━━━━━ Task inputs

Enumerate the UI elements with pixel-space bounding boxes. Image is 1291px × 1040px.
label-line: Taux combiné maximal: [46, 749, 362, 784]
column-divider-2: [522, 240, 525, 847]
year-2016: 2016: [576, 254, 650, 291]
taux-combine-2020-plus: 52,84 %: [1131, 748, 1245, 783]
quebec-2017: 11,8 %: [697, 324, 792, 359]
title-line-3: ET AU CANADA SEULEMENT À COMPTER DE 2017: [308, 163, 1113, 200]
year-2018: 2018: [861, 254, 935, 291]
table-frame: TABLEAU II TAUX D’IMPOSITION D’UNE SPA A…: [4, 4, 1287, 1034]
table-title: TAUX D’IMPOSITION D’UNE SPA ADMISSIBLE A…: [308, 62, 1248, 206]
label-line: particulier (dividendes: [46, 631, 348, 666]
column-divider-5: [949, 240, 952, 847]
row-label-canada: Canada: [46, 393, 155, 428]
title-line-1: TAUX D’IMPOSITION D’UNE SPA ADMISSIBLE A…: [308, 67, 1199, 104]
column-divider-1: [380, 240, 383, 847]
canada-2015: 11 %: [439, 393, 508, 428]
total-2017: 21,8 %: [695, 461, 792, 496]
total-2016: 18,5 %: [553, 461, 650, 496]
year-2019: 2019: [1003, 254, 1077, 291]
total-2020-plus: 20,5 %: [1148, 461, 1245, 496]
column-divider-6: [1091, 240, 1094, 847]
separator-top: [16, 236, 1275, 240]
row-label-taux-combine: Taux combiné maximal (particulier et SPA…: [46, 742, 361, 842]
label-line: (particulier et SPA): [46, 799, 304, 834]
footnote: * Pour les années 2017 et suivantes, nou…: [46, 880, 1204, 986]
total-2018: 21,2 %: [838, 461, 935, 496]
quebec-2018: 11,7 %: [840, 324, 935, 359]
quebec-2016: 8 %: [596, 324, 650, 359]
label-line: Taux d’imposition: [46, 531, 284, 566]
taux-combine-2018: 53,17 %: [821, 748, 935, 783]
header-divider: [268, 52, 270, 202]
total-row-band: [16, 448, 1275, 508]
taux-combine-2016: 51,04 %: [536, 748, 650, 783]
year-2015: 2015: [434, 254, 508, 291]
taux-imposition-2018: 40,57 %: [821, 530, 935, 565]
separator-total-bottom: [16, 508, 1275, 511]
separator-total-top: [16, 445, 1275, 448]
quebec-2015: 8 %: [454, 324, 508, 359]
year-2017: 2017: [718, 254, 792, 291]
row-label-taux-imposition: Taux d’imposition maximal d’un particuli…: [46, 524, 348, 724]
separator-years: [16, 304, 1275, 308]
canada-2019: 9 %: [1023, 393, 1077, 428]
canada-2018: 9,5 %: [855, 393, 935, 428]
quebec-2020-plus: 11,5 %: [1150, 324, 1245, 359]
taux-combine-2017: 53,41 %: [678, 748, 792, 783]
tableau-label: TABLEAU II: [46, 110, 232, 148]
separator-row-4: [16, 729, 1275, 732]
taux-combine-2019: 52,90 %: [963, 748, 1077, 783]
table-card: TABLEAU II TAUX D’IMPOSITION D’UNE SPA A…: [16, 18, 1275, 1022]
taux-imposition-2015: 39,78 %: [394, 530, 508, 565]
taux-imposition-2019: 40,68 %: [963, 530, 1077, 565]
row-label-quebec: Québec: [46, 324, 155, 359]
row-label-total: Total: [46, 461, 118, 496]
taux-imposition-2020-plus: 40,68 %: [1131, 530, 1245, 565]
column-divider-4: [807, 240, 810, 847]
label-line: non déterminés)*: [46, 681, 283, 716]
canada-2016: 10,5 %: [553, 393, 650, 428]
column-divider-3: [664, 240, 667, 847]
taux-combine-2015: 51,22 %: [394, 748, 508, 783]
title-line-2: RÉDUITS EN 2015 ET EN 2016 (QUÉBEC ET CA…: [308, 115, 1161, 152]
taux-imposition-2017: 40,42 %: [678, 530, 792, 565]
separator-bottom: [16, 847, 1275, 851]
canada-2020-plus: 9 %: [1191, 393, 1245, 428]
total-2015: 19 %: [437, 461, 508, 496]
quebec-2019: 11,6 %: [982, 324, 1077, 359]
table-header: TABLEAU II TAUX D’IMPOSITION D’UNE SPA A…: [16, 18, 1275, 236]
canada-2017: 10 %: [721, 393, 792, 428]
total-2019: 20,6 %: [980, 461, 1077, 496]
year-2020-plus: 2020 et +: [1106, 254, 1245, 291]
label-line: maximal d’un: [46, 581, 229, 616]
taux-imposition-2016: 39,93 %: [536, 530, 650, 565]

━━━━━━━━━━

* Task instructions
Return, copied in full, each line of the data above in which the string "divider" appears.

* Expected answer
column-divider-2: [522, 240, 525, 847]
column-divider-5: [949, 240, 952, 847]
column-divider-1: [380, 240, 383, 847]
column-divider-6: [1091, 240, 1094, 847]
header-divider: [268, 52, 270, 202]
column-divider-4: [807, 240, 810, 847]
column-divider-3: [664, 240, 667, 847]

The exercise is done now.